» **EXERCISE REQUIREMENTS**: Check every line below for the word "ROOM" and copy the ones that have it.

» **PROVIDED RECORDS**:
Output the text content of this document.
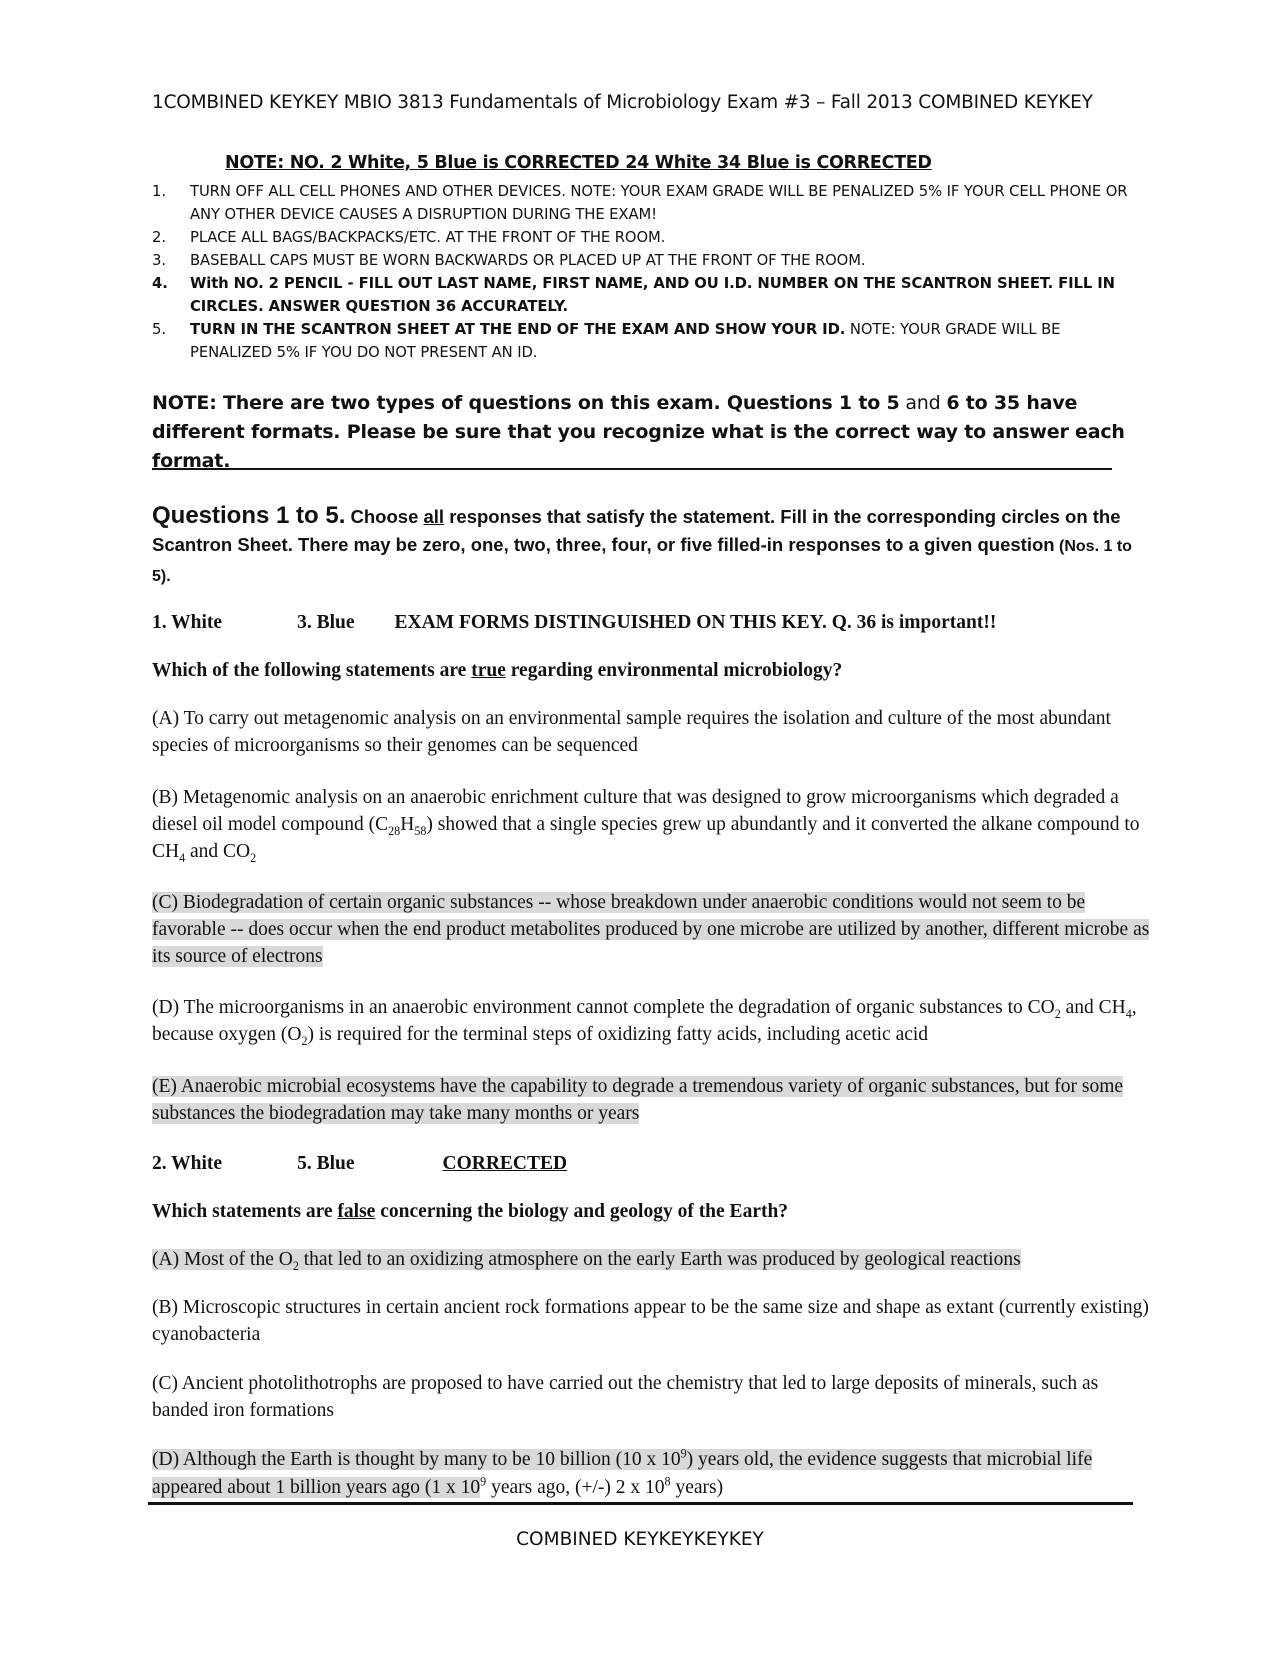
1COMBINED KEYKEY MBIO 3813 Fundamentals of Microbiology Exam #3 – Fall 2013 COMBINED KEYKEY
NOTE: NO. 2 White, 5 Blue is CORRECTED 24 White 34 Blue is CORRECTED
1.	TURN OFF ALL CELL PHONES AND OTHER DEVICES. NOTE: YOUR EXAM GRADE WILL BE PENALIZED 5% IF YOUR CELL PHONE OR ANY OTHER DEVICE CAUSES A DISRUPTION DURING THE EXAM!
2.	PLACE ALL BAGS/BACKPACKS/ETC. AT THE FRONT OF THE ROOM.
3.	BASEBALL CAPS MUST BE WORN BACKWARDS OR PLACED UP AT THE FRONT OF THE ROOM.
4.	With NO. 2 PENCIL - FILL OUT LAST NAME, FIRST NAME, AND OU I.D. NUMBER ON THE SCANTRON SHEET. FILL IN CIRCLES. ANSWER QUESTION 36 ACCURATELY.
5.	TURN IN THE SCANTRON SHEET AT THE END OF THE EXAM AND SHOW YOUR ID. NOTE: YOUR GRADE WILL BE PENALIZED 5% IF YOU DO NOT PRESENT AN ID.
NOTE: There are two types of questions on this exam. Questions 1 to 5 and 6 to 35 have different formats. Please be sure that you recognize what is the correct way to answer each format.
Questions 1 to 5. Choose all responses that satisfy the statement. Fill in the corresponding circles on the Scantron Sheet. There may be zero, one, two, three, four, or five filled-in responses to a given question (Nos. 1 to 5).
1. White	3. Blue EXAM FORMS DISTINGUISHED ON THIS KEY. Q. 36 is important!!
Which of the following statements are true regarding environmental microbiology?
(A) To carry out metagenomic analysis on an environmental sample requires the isolation and culture of the most abundant species of microorganisms so their genomes can be sequenced
(B) Metagenomic analysis on an anaerobic enrichment culture that was designed to grow microorganisms which degraded a diesel oil model compound $(C_{28}H_{58})$ showed that a single species grew up abundantly and it converted the alkane compound to $CH_4$ and $CO_2$
(C) Biodegradation of certain organic substances -- whose breakdown under anaerobic conditions would not seem to be favorable -- does occur when the end product metabolites produced by one microbe are utilized by another, different microbe as its source of electrons
(D) The microorganisms in an anaerobic environment cannot complete the degradation of organic substances to $CO_2$ and $CH_4$, because oxygen $(O_2)$ is required for the terminal steps of oxidizing fatty acids, including acetic acid
(E) Anaerobic microbial ecosystems have the capability to degrade a tremendous variety of organic substances, but for some substances the biodegradation may take many months or years
2. White	5. Blue	CORRECTED
Which statements are false concerning the biology and geology of the Earth?
(A) Most of the $O_2$ that led to an oxidizing atmosphere on the early Earth was produced by geological reactions
(B) Microscopic structures in certain ancient rock formations appear to be the same size and shape as extant (currently existing) cyanobacteria
(C) Ancient photolithotrophs are proposed to have carried out the chemistry that led to large deposits of minerals, such as banded iron formations
(D) Although the Earth is thought by many to be 10 billion (10 x $10^9$) years old, the evidence suggests that microbial life appeared about 1 billion years ago (1 x $10^9$ years ago, (+/-) 2 x $10^8$ years)
COMBINED KEYKEYKEYKEY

» **ANSWER BOX**:
2.	PLACE ALL BAGS/BACKPACKS/ETC. AT THE FRONT OF THE ROOM.
3.	BASEBALL CAPS MUST BE WORN BACKWARDS OR PLACED UP AT THE FRONT OF THE ROOM.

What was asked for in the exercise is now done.